-- TASK A --
According to the passage on sediment tracing, in which river's catchment was the study by Collins et al. (2013b) carried out?
##### SOURCE EXTRACT #####
The final two papers extend the coverage of the papers comprising this group by addressing additional topics. The first paper, by Smith et al. (2013), provides an assessment of the potential for tracing sediment sources in catchments burnt by wildfire. Such catchments commonly experience a major increase in sediment mobilisation after burning and attention is directed to both sediment sources within burnt areas (e.g. surface or channel) and the relative contribution from burnt and unburnt areas in larger catchments. The efficacy and limitations of fallout radionuclide, geochemical and mineral magnetic properties as source fingerprints in burnt areas are discussed, and the potential for using organic compounds is introduced. As in other applications, the potential benefits of combining source tracing with conventional monitoring of sediment yields and other process measurements are emphasised. The second paper, by Collins et al. (2013b), is particularly interesting in that it reports a successful attempt to combine sediment source fingerprinting with sediment tracking. The work was undertaken in the catchment of the River Glaven in eastern England, and a conventional sediment source tracing investigation was used to establish the relative importance of grassland, arable, channel bank / subsurface and damaged road verges as sources of fine channel bed sediment. These findings were then extended by detailed studies of the relative importance of wheelings and inter-wheelings in contributing the sediment mobilised from cultivated areas and of poached and fluvially eroded channel banks in contributing the sediment mobilised from channel banks. These latter studies were based on particle tracking and involved the use of dual signature fluorescent-magnetic grains which were seeded onto target areas on cultivated land and onto channel bank areas and recovered from the river channel using high strength magnets installed in the channel.

Taken together, the 14 papers included in this special issue are seen as providing a clear demonstration of the potential of modern tracing techniques to support investigations of catchment sediment dynamics and sediment budgets. The data provided by such techniques are in many respects unique, since they cannot be provided by more conventional monitoring. As such, tracing techniques add an important dimension to sediment investigations, which in turn are then frequently able to address better key contemporary issues related to catchment management. However, tracing techniques are not a substitute for conventional monitoring. They are generally most powerful when used in combination with such monitoring, which is, for example, able to provide important information on the magnitude of sediment loads and their temporal variability.
##### EXERCISE MATERIAL #####
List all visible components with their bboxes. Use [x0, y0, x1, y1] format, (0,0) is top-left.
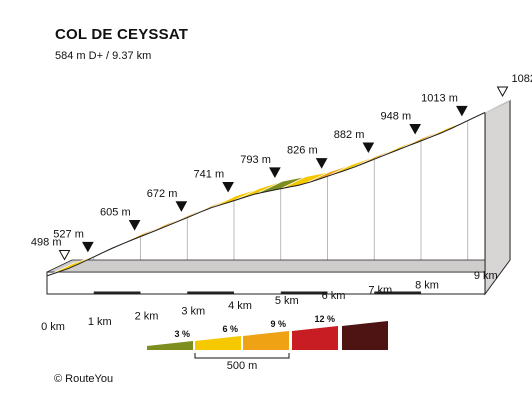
elevation-label: 498 m: [31, 237, 62, 249]
km-tick-label: 9 km: [474, 270, 498, 282]
km-tick-label: 0 km: [41, 321, 65, 333]
profile-outline: [46, 111, 486, 277]
elevation-label: 527 m: [53, 228, 84, 240]
elevation-label: 826 m: [287, 145, 318, 157]
chart-title: COL DE CEYSSAT: [55, 26, 189, 43]
elevation-marker: [456, 105, 468, 117]
elevation-marker: [82, 241, 94, 253]
chart-subtitle: 584 m D+ / 9.37 km: [55, 50, 152, 62]
elevation-label: 741 m: [194, 168, 225, 180]
elevation-label: 793 m: [240, 154, 271, 166]
copyright-credit: © RouteYou: [54, 373, 114, 385]
elevation-marker: [409, 124, 421, 135]
legend-swatch: [292, 326, 338, 350]
elevation-marker: [58, 250, 71, 261]
legend-label: 9 %: [270, 319, 286, 329]
legend-swatch: [195, 336, 241, 350]
profile-base-top: [46, 259, 511, 273]
legend-scale-bar: [194, 353, 290, 359]
km-tick-label: 2 km: [135, 311, 159, 323]
elevation-marker: [175, 201, 188, 212]
km-tick-label: 7 km: [368, 285, 392, 297]
elevation-marker: [222, 181, 234, 193]
km-tick-label: 3 km: [181, 305, 205, 317]
elevation-label: 1082 m: [512, 73, 532, 85]
km-tick-label: 4 km: [228, 300, 252, 312]
elevation-label: 672 m: [147, 188, 178, 200]
elevation-label: 948 m: [381, 111, 412, 123]
legend-scale-label: 500 m: [227, 360, 258, 372]
legend-swatch: [342, 321, 388, 350]
legend-label: 12 %: [314, 314, 335, 324]
profile-end-wall: [484, 99, 511, 296]
km-tick-label: 8 km: [415, 279, 439, 291]
legend-label: 3 %: [174, 329, 190, 339]
legend-label: 6 %: [222, 324, 238, 334]
elevation-label: 605 m: [100, 207, 131, 219]
elevation-marker: [128, 220, 141, 231]
legend-swatch: [243, 331, 289, 350]
km-tick-label: 1 km: [88, 316, 112, 328]
elevation-marker: [315, 158, 328, 169]
elevation-marker: [496, 86, 509, 98]
elevation-label: 1013 m: [421, 92, 458, 104]
elevation-marker: [269, 167, 281, 178]
elevation-marker: [362, 142, 375, 154]
legend-swatch: [147, 341, 193, 350]
elevation-label: 882 m: [334, 129, 365, 141]
km-tick-label: 6 km: [322, 290, 346, 302]
km-tick-label: 5 km: [275, 295, 299, 307]
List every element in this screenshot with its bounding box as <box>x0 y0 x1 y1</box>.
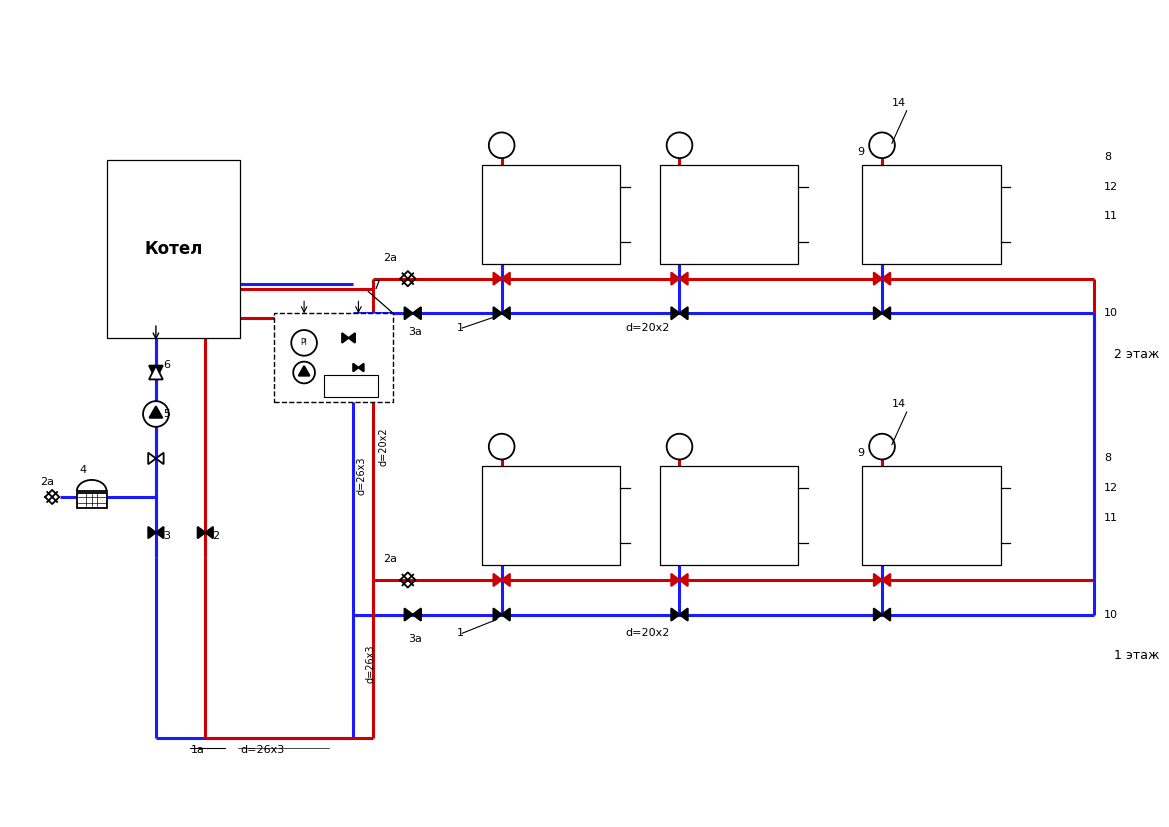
Polygon shape <box>493 609 502 621</box>
Polygon shape <box>671 609 679 621</box>
Text: 1: 1 <box>457 323 464 333</box>
Bar <box>482 466 621 565</box>
Text: 3а: 3а <box>408 327 422 337</box>
Bar <box>324 375 379 397</box>
Text: 1: 1 <box>457 629 464 638</box>
Polygon shape <box>493 307 502 319</box>
Text: 2: 2 <box>213 530 220 541</box>
Polygon shape <box>883 272 891 284</box>
Circle shape <box>870 433 894 460</box>
Polygon shape <box>148 452 155 464</box>
Text: d=26x3: d=26x3 <box>366 645 375 683</box>
Bar <box>659 165 798 264</box>
Text: 1 этаж: 1 этаж <box>1114 649 1160 662</box>
Polygon shape <box>150 406 162 418</box>
Text: 10: 10 <box>1105 609 1119 619</box>
Polygon shape <box>493 574 502 586</box>
Polygon shape <box>493 272 502 284</box>
Text: d=26x3: d=26x3 <box>357 457 366 495</box>
Text: Котел: Котел <box>144 240 202 258</box>
Polygon shape <box>148 366 162 380</box>
Bar <box>863 466 1001 565</box>
Polygon shape <box>679 574 687 586</box>
Polygon shape <box>502 307 510 319</box>
Text: 10: 10 <box>1105 308 1119 318</box>
Text: 3: 3 <box>162 530 170 541</box>
Polygon shape <box>883 609 891 621</box>
Polygon shape <box>155 527 164 538</box>
Text: 14: 14 <box>892 98 906 108</box>
Text: 12: 12 <box>1105 483 1119 493</box>
Text: 3а: 3а <box>408 634 422 644</box>
Polygon shape <box>198 527 206 538</box>
Text: 8: 8 <box>1105 453 1112 463</box>
Polygon shape <box>873 574 883 586</box>
Polygon shape <box>206 527 213 538</box>
Polygon shape <box>671 307 679 319</box>
Polygon shape <box>353 364 359 371</box>
Text: 2 этаж: 2 этаж <box>1114 348 1160 361</box>
Text: 11: 11 <box>1105 212 1119 222</box>
Polygon shape <box>348 333 355 343</box>
Circle shape <box>666 132 692 158</box>
Text: d=20x2: d=20x2 <box>625 323 670 333</box>
Text: 2а: 2а <box>383 554 397 564</box>
Circle shape <box>293 361 314 384</box>
Text: 9: 9 <box>857 448 864 458</box>
Text: d=20x2: d=20x2 <box>625 629 670 638</box>
Polygon shape <box>148 366 162 380</box>
Polygon shape <box>404 609 413 621</box>
Bar <box>659 466 798 565</box>
Text: 4: 4 <box>79 466 87 476</box>
Circle shape <box>489 132 514 158</box>
Polygon shape <box>298 366 310 375</box>
Text: 9: 9 <box>857 147 864 157</box>
Text: 12: 12 <box>1105 182 1119 192</box>
Polygon shape <box>679 307 687 319</box>
Polygon shape <box>343 333 348 343</box>
Polygon shape <box>873 609 883 621</box>
Text: 2а: 2а <box>40 477 54 487</box>
Polygon shape <box>883 574 891 586</box>
Text: 1а: 1а <box>191 745 205 755</box>
Polygon shape <box>679 272 687 284</box>
Bar <box>275 313 393 402</box>
Bar <box>106 160 240 338</box>
Polygon shape <box>502 609 510 621</box>
Circle shape <box>489 433 514 460</box>
Polygon shape <box>502 574 510 586</box>
Text: 6: 6 <box>162 360 170 370</box>
Text: d=20x2: d=20x2 <box>378 428 388 466</box>
Bar <box>482 165 621 264</box>
Circle shape <box>870 132 894 158</box>
Polygon shape <box>671 272 679 284</box>
Text: d=26x3: d=26x3 <box>240 745 284 755</box>
Bar <box>77 493 106 508</box>
Text: 2а: 2а <box>383 253 397 263</box>
Polygon shape <box>413 609 421 621</box>
Polygon shape <box>679 609 687 621</box>
Text: 8: 8 <box>1105 152 1112 162</box>
Polygon shape <box>404 307 413 319</box>
Polygon shape <box>502 272 510 284</box>
Polygon shape <box>155 452 164 464</box>
Text: 7: 7 <box>373 279 381 292</box>
Text: 5: 5 <box>162 409 170 419</box>
Polygon shape <box>873 272 883 284</box>
Polygon shape <box>671 574 679 586</box>
Circle shape <box>666 433 692 460</box>
Circle shape <box>143 401 168 427</box>
Text: PI: PI <box>300 338 307 347</box>
Polygon shape <box>413 307 421 319</box>
Polygon shape <box>359 364 364 371</box>
Text: 11: 11 <box>1105 513 1119 523</box>
Polygon shape <box>883 307 891 319</box>
Polygon shape <box>873 307 883 319</box>
Text: 14: 14 <box>892 399 906 409</box>
Polygon shape <box>148 527 155 538</box>
Bar <box>863 165 1001 264</box>
Circle shape <box>291 330 317 356</box>
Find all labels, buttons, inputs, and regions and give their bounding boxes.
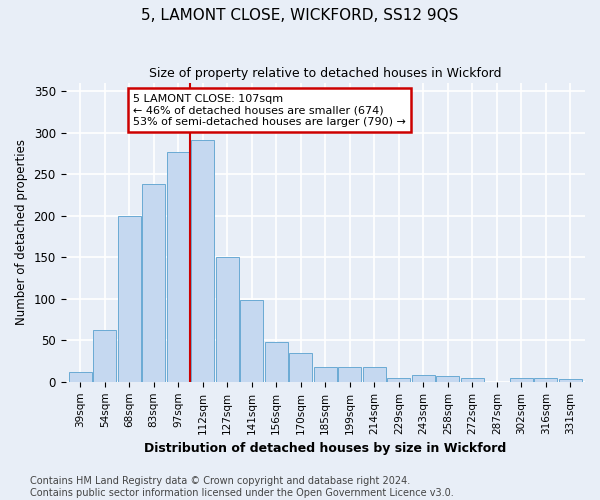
- Text: Contains HM Land Registry data © Crown copyright and database right 2024.
Contai: Contains HM Land Registry data © Crown c…: [30, 476, 454, 498]
- Text: 5 LAMONT CLOSE: 107sqm
← 46% of detached houses are smaller (674)
53% of semi-de: 5 LAMONT CLOSE: 107sqm ← 46% of detached…: [133, 94, 406, 126]
- Bar: [387, 378, 410, 382]
- Bar: [240, 300, 263, 382]
- Bar: [534, 378, 557, 382]
- Bar: [338, 367, 361, 382]
- Bar: [362, 367, 386, 382]
- Bar: [314, 367, 337, 382]
- Bar: [167, 152, 190, 382]
- Bar: [142, 184, 166, 382]
- Bar: [68, 372, 92, 382]
- Bar: [289, 353, 313, 382]
- Bar: [215, 258, 239, 382]
- Title: Size of property relative to detached houses in Wickford: Size of property relative to detached ho…: [149, 68, 502, 80]
- Bar: [559, 380, 582, 382]
- Bar: [93, 330, 116, 382]
- Bar: [412, 375, 435, 382]
- Bar: [436, 376, 460, 382]
- Bar: [118, 216, 141, 382]
- Bar: [191, 140, 214, 382]
- Text: 5, LAMONT CLOSE, WICKFORD, SS12 9QS: 5, LAMONT CLOSE, WICKFORD, SS12 9QS: [142, 8, 458, 22]
- X-axis label: Distribution of detached houses by size in Wickford: Distribution of detached houses by size …: [144, 442, 506, 455]
- Bar: [461, 378, 484, 382]
- Y-axis label: Number of detached properties: Number of detached properties: [15, 140, 28, 326]
- Bar: [265, 342, 288, 382]
- Bar: [509, 378, 533, 382]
#####
-- TASK B --
Print the lines from the rows exactly, beginning with the line that contains "elevation-label: 498 m: [31, 237, 62, 249]" and ending after the line that contains "legend-label: 9 %: [270, 319, 286, 329]".

-- FULL ANSWER A --
The River Glaven, in eastern England.

-- FULL ANSWER B --
elevation-label: 498 m: [31, 237, 62, 249]
km-tick-label: 9 km: [474, 270, 498, 282]
km-tick-label: 0 km: [41, 321, 65, 333]
profile-outline: [46, 111, 486, 277]
elevation-label: 527 m: [53, 228, 84, 240]
elevation-label: 826 m: [287, 145, 318, 157]
chart-title: COL DE CEYSSAT: [55, 26, 189, 43]
elevation-marker: [456, 105, 468, 117]
elevation-marker: [82, 241, 94, 253]
chart-subtitle: 584 m D+ / 9.37 km: [55, 50, 152, 62]
elevation-label: 741 m: [194, 168, 225, 180]
elevation-label: 793 m: [240, 154, 271, 166]
copyright-credit: © RouteYou: [54, 373, 114, 385]
elevation-marker: [409, 124, 421, 135]
legend-swatch: [292, 326, 338, 350]
elevation-marker: [58, 250, 71, 261]
legend-label: 9 %: [270, 319, 286, 329]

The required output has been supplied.